● What this task involves: Copy out each line in the material below that has the word "JSON".

[Begin Supplied data]

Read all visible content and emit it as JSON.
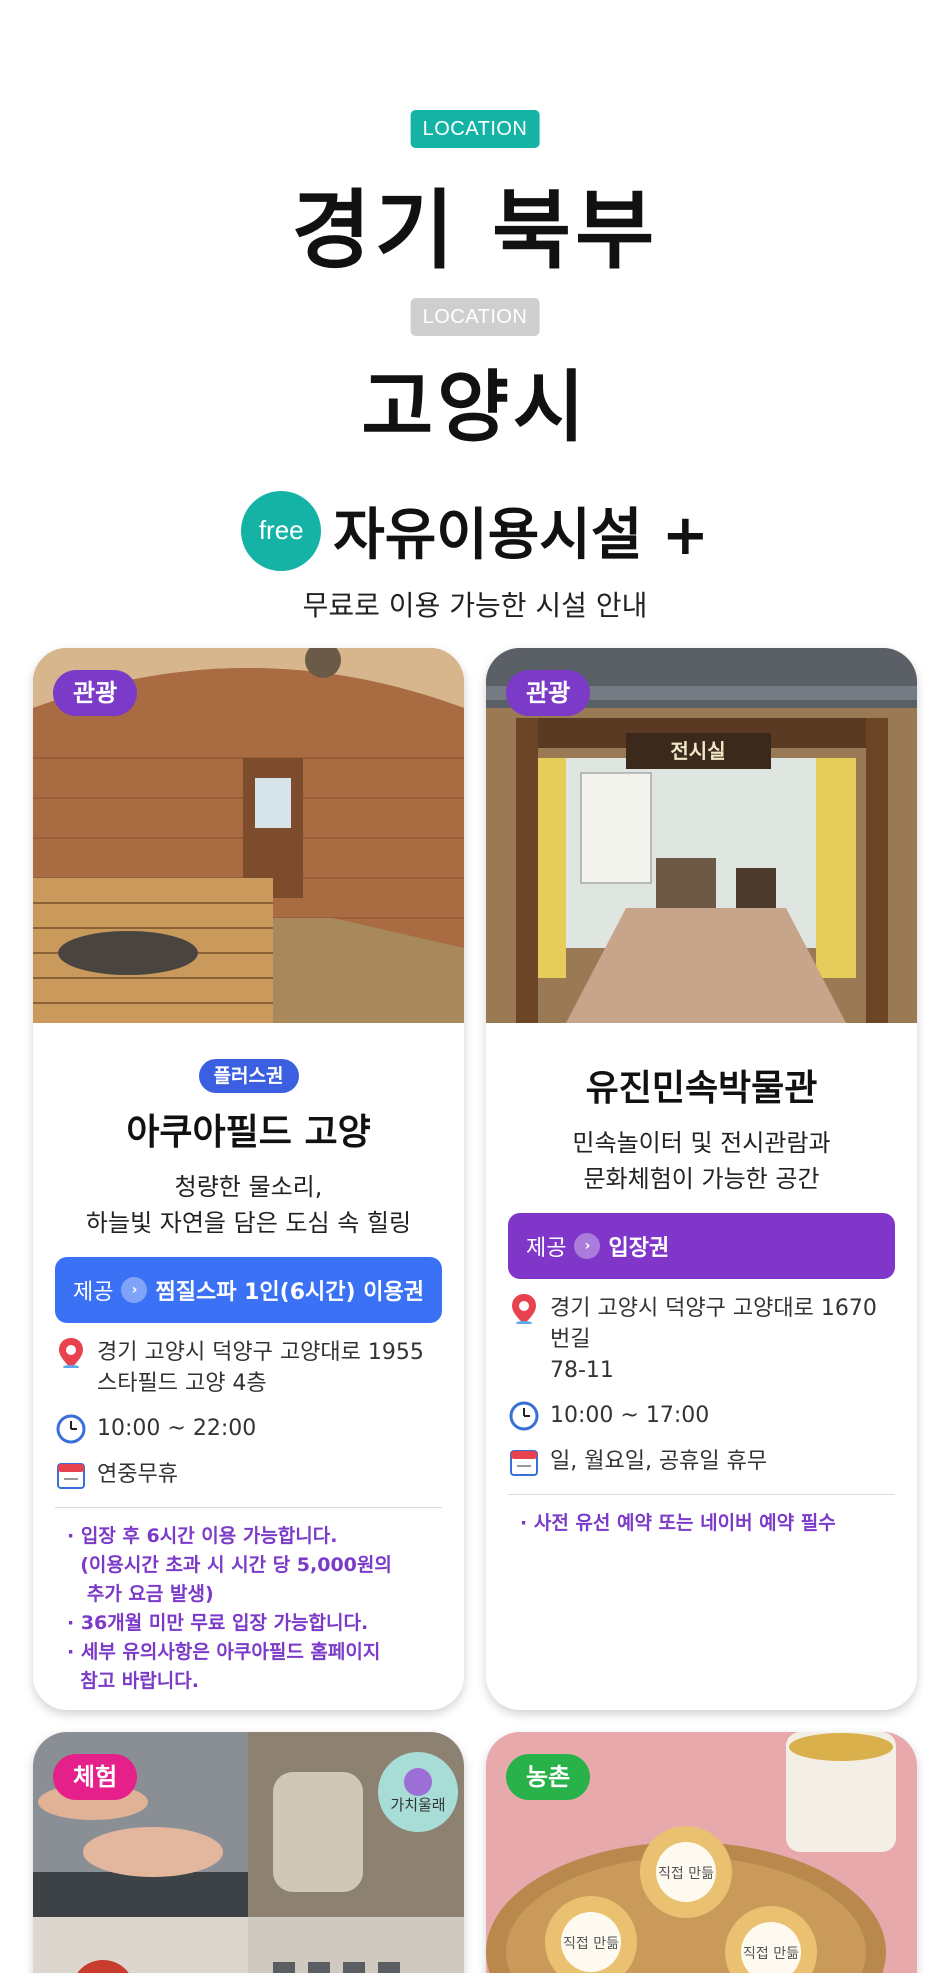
{
  "header": {
    "location_badge": "LOCATION",
    "region": "경기 북부",
    "sub_location_badge": "LOCATION",
    "city": "고양시"
  },
  "section": {
    "free_badge": "free",
    "title": "자유이용시설 +",
    "subtitle": "무료로 이용 가능한 시설 안내"
  },
  "cards": [
    {
      "category": "관광",
      "plus_badge": "플러스권",
      "name": "아쿠아필드 고양",
      "desc_line1": "청량한 물소리,",
      "desc_line2": "하늘빛 자연을 담은 도심 속 힐링",
      "offer_label": "제공",
      "offer_text": "찜질스파 1인(6시간) 이용권",
      "address_line1": "경기 고양시 덕양구 고양대로 1955",
      "address_line2": "스타필드 고양 4층",
      "hours": "10:00 ~ 22:00",
      "closed": "연중무휴",
      "notes": [
        "· 입장 후 6시간 이용 가능합니다.",
        "  (이용시간 초과 시 시간 당 5,000원의",
        "   추가 요금 발생)",
        "· 36개월 미만 무료 입장 가능합니다.",
        "· 세부 유의사항은 아쿠아필드 홈페이지",
        "  참고 바랍니다."
      ]
    },
    {
      "category": "관광",
      "image_sign": "전시실",
      "name": "유진민속박물관",
      "desc_line1": "민속놀이터 및 전시관람과",
      "desc_line2": "문화체험이 가능한 공간",
      "offer_label": "제공",
      "offer_text": "입장권",
      "address_line1": "경기 고양시 덕양구 고양대로 1670번길",
      "address_line2": "78-11",
      "hours": "10:00 ~ 17:00",
      "closed": "일, 월요일, 공휴일 휴무",
      "notes": [
        "· 사전 유선 예약 또는 네이버 예약 필수"
      ]
    },
    {
      "category": "체험",
      "image_sign": "가치울래"
    },
    {
      "category": "농촌",
      "image_sign1": "직접 만듦",
      "image_sign2": "직접 만듦",
      "image_sign3": "직접 만듦"
    }
  ],
  "colors": {
    "teal": "#14b3a5",
    "purple": "#7b3ac7",
    "blue": "#3b72f5",
    "pink": "#e5208a",
    "green": "#2ab24a"
  }
}
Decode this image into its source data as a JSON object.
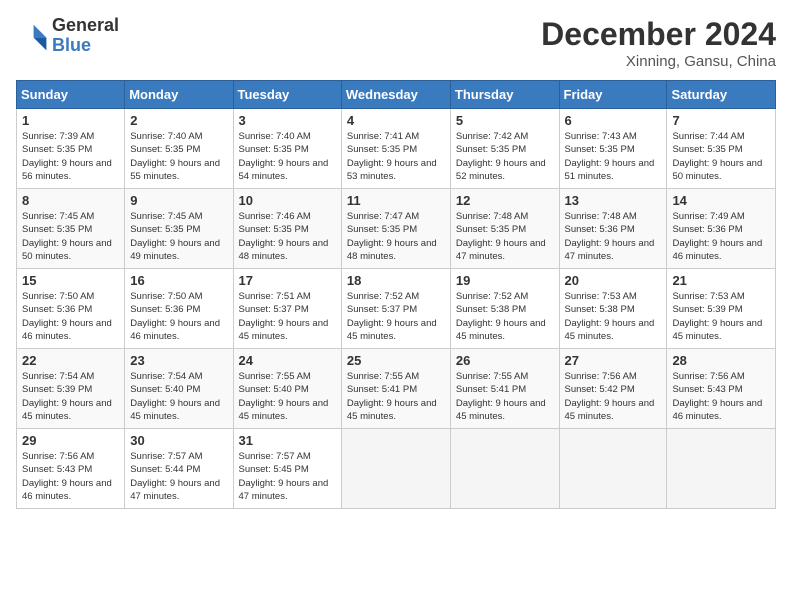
{
  "logo": {
    "line1": "General",
    "line2": "Blue"
  },
  "title": "December 2024",
  "location": "Xinning, Gansu, China",
  "days_of_week": [
    "Sunday",
    "Monday",
    "Tuesday",
    "Wednesday",
    "Thursday",
    "Friday",
    "Saturday"
  ],
  "weeks": [
    [
      {
        "num": "1",
        "rise": "7:39 AM",
        "set": "5:35 PM",
        "daylight": "9 hours and 56 minutes."
      },
      {
        "num": "2",
        "rise": "7:40 AM",
        "set": "5:35 PM",
        "daylight": "9 hours and 55 minutes."
      },
      {
        "num": "3",
        "rise": "7:40 AM",
        "set": "5:35 PM",
        "daylight": "9 hours and 54 minutes."
      },
      {
        "num": "4",
        "rise": "7:41 AM",
        "set": "5:35 PM",
        "daylight": "9 hours and 53 minutes."
      },
      {
        "num": "5",
        "rise": "7:42 AM",
        "set": "5:35 PM",
        "daylight": "9 hours and 52 minutes."
      },
      {
        "num": "6",
        "rise": "7:43 AM",
        "set": "5:35 PM",
        "daylight": "9 hours and 51 minutes."
      },
      {
        "num": "7",
        "rise": "7:44 AM",
        "set": "5:35 PM",
        "daylight": "9 hours and 50 minutes."
      }
    ],
    [
      {
        "num": "8",
        "rise": "7:45 AM",
        "set": "5:35 PM",
        "daylight": "9 hours and 50 minutes."
      },
      {
        "num": "9",
        "rise": "7:45 AM",
        "set": "5:35 PM",
        "daylight": "9 hours and 49 minutes."
      },
      {
        "num": "10",
        "rise": "7:46 AM",
        "set": "5:35 PM",
        "daylight": "9 hours and 48 minutes."
      },
      {
        "num": "11",
        "rise": "7:47 AM",
        "set": "5:35 PM",
        "daylight": "9 hours and 48 minutes."
      },
      {
        "num": "12",
        "rise": "7:48 AM",
        "set": "5:35 PM",
        "daylight": "9 hours and 47 minutes."
      },
      {
        "num": "13",
        "rise": "7:48 AM",
        "set": "5:36 PM",
        "daylight": "9 hours and 47 minutes."
      },
      {
        "num": "14",
        "rise": "7:49 AM",
        "set": "5:36 PM",
        "daylight": "9 hours and 46 minutes."
      }
    ],
    [
      {
        "num": "15",
        "rise": "7:50 AM",
        "set": "5:36 PM",
        "daylight": "9 hours and 46 minutes."
      },
      {
        "num": "16",
        "rise": "7:50 AM",
        "set": "5:36 PM",
        "daylight": "9 hours and 46 minutes."
      },
      {
        "num": "17",
        "rise": "7:51 AM",
        "set": "5:37 PM",
        "daylight": "9 hours and 45 minutes."
      },
      {
        "num": "18",
        "rise": "7:52 AM",
        "set": "5:37 PM",
        "daylight": "9 hours and 45 minutes."
      },
      {
        "num": "19",
        "rise": "7:52 AM",
        "set": "5:38 PM",
        "daylight": "9 hours and 45 minutes."
      },
      {
        "num": "20",
        "rise": "7:53 AM",
        "set": "5:38 PM",
        "daylight": "9 hours and 45 minutes."
      },
      {
        "num": "21",
        "rise": "7:53 AM",
        "set": "5:39 PM",
        "daylight": "9 hours and 45 minutes."
      }
    ],
    [
      {
        "num": "22",
        "rise": "7:54 AM",
        "set": "5:39 PM",
        "daylight": "9 hours and 45 minutes."
      },
      {
        "num": "23",
        "rise": "7:54 AM",
        "set": "5:40 PM",
        "daylight": "9 hours and 45 minutes."
      },
      {
        "num": "24",
        "rise": "7:55 AM",
        "set": "5:40 PM",
        "daylight": "9 hours and 45 minutes."
      },
      {
        "num": "25",
        "rise": "7:55 AM",
        "set": "5:41 PM",
        "daylight": "9 hours and 45 minutes."
      },
      {
        "num": "26",
        "rise": "7:55 AM",
        "set": "5:41 PM",
        "daylight": "9 hours and 45 minutes."
      },
      {
        "num": "27",
        "rise": "7:56 AM",
        "set": "5:42 PM",
        "daylight": "9 hours and 45 minutes."
      },
      {
        "num": "28",
        "rise": "7:56 AM",
        "set": "5:43 PM",
        "daylight": "9 hours and 46 minutes."
      }
    ],
    [
      {
        "num": "29",
        "rise": "7:56 AM",
        "set": "5:43 PM",
        "daylight": "9 hours and 46 minutes."
      },
      {
        "num": "30",
        "rise": "7:57 AM",
        "set": "5:44 PM",
        "daylight": "9 hours and 47 minutes."
      },
      {
        "num": "31",
        "rise": "7:57 AM",
        "set": "5:45 PM",
        "daylight": "9 hours and 47 minutes."
      },
      null,
      null,
      null,
      null
    ]
  ]
}
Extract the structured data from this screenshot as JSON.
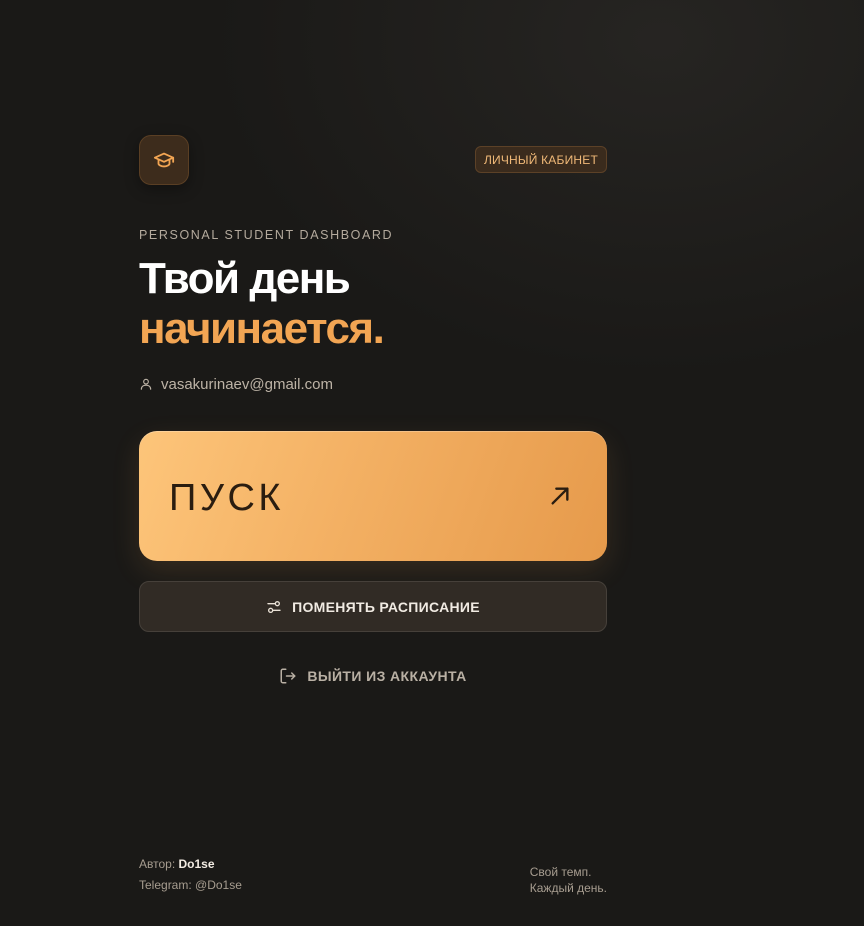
{
  "header": {
    "logo_icon": "graduation-cap-icon",
    "badge_label": "ЛИЧНЫЙ КАБИНЕТ"
  },
  "hero": {
    "eyebrow": "PERSONAL STUDENT DASHBOARD",
    "title_line1": "Твой день",
    "title_line2": "начинается.",
    "user_icon": "user-icon",
    "email": "vasakurinaev@gmail.com"
  },
  "actions": {
    "start_label": "ПУСК",
    "start_icon": "arrow-up-right-icon",
    "schedule_label": "ПОМЕНЯТЬ РАСПИСАНИЕ",
    "schedule_icon": "sliders-icon",
    "logout_label": "ВЫЙТИ ИЗ АККАУНТА",
    "logout_icon": "log-out-icon"
  },
  "footer": {
    "author_prefix": "Автор:",
    "author_name": "Do1se",
    "telegram": "Telegram: @Do1se",
    "tagline_line1": "Свой темп.",
    "tagline_line2": "Каждый день."
  },
  "colors": {
    "background": "#1a1917",
    "accent": "#f2a553",
    "start_gradient_from": "#fdc57a",
    "start_gradient_to": "#e69a4b",
    "secondary_button": "#312b25"
  }
}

[End Supplied data]

● Response to the exercise:
Read all visible content and emit it as JSON.
Decode this image into its source data as a JSON object.
Extract the structured data from this screenshot as JSON.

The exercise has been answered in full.